Exercise requirements
Omit any picture, and return the remaining data exactly as written.

Saved entries:
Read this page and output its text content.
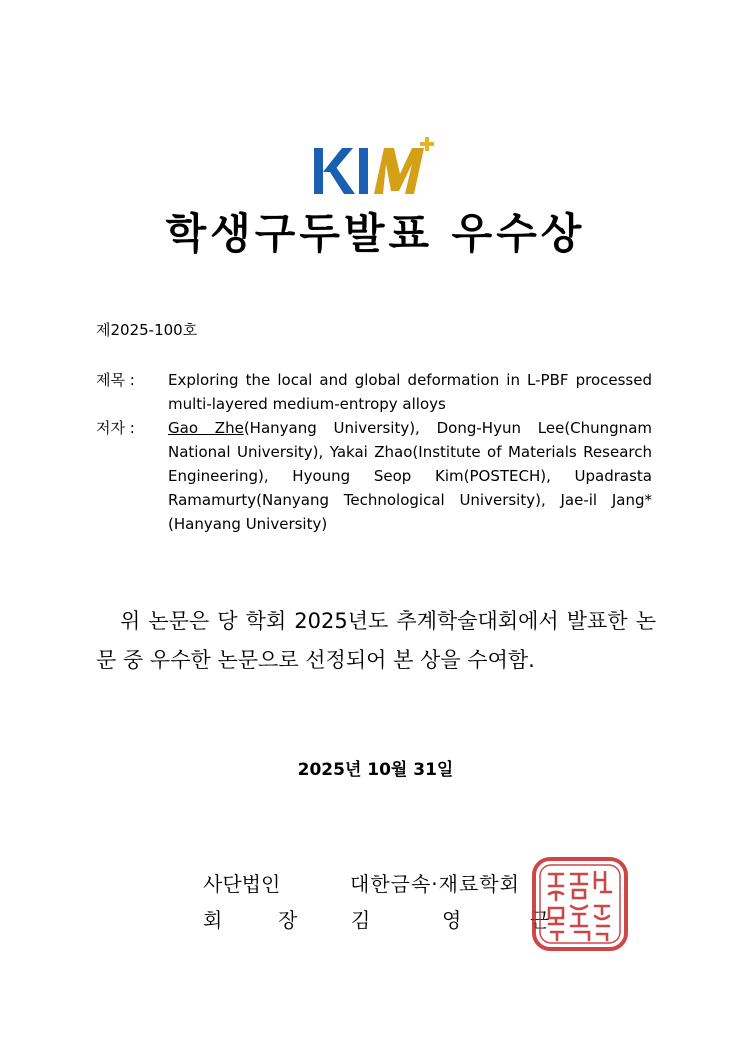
학생구두발표 우수상
제2025-100호
제목 :	Exploring the local and global deformation in L-PBF processed multi-layered medium-entropy alloys
저자 :	Gao Zhe(Hanyang University), Dong-Hyun Lee(Chungnam National University), Yakai Zhao(Institute of Materials Research Engineering), Hyoung Seop Kim(POSTECH), Upadrasta Ramamurty(Nanyang Technological University), Jae-il Jang*(Hanyang University)
위 논문은 당 학회 2025년도 추계학술대회에서 발표한 논문 중 우수한 논문으로 선정되어 본 상을 수여함.
2025년 10월 31일
사단법인	대한금속·재료학회
회	장	김	영	근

Written solution
Read this page and output its text content.
학생구두발표 우수상
제2025-100호
제목 :	Exploring the local and global deformation in L-PBF processed multi-layered medium-entropy alloys
저자 :	Gao Zhe(Hanyang University), Dong-Hyun Lee(Chungnam National University), Yakai Zhao(Institute of Materials Research Engineering), Hyoung Seop Kim(POSTECH), Upadrasta Ramamurty(Nanyang Technological University), Jae-il Jang*(Hanyang University)
위 논문은 당 학회 2025년도 추계학술대회에서 발표한 논문 중 우수한 논문으로 선정되어 본 상을 수여함.
2025년 10월 31일
사단법인	대한금속·재료학회
회	장	김	영	근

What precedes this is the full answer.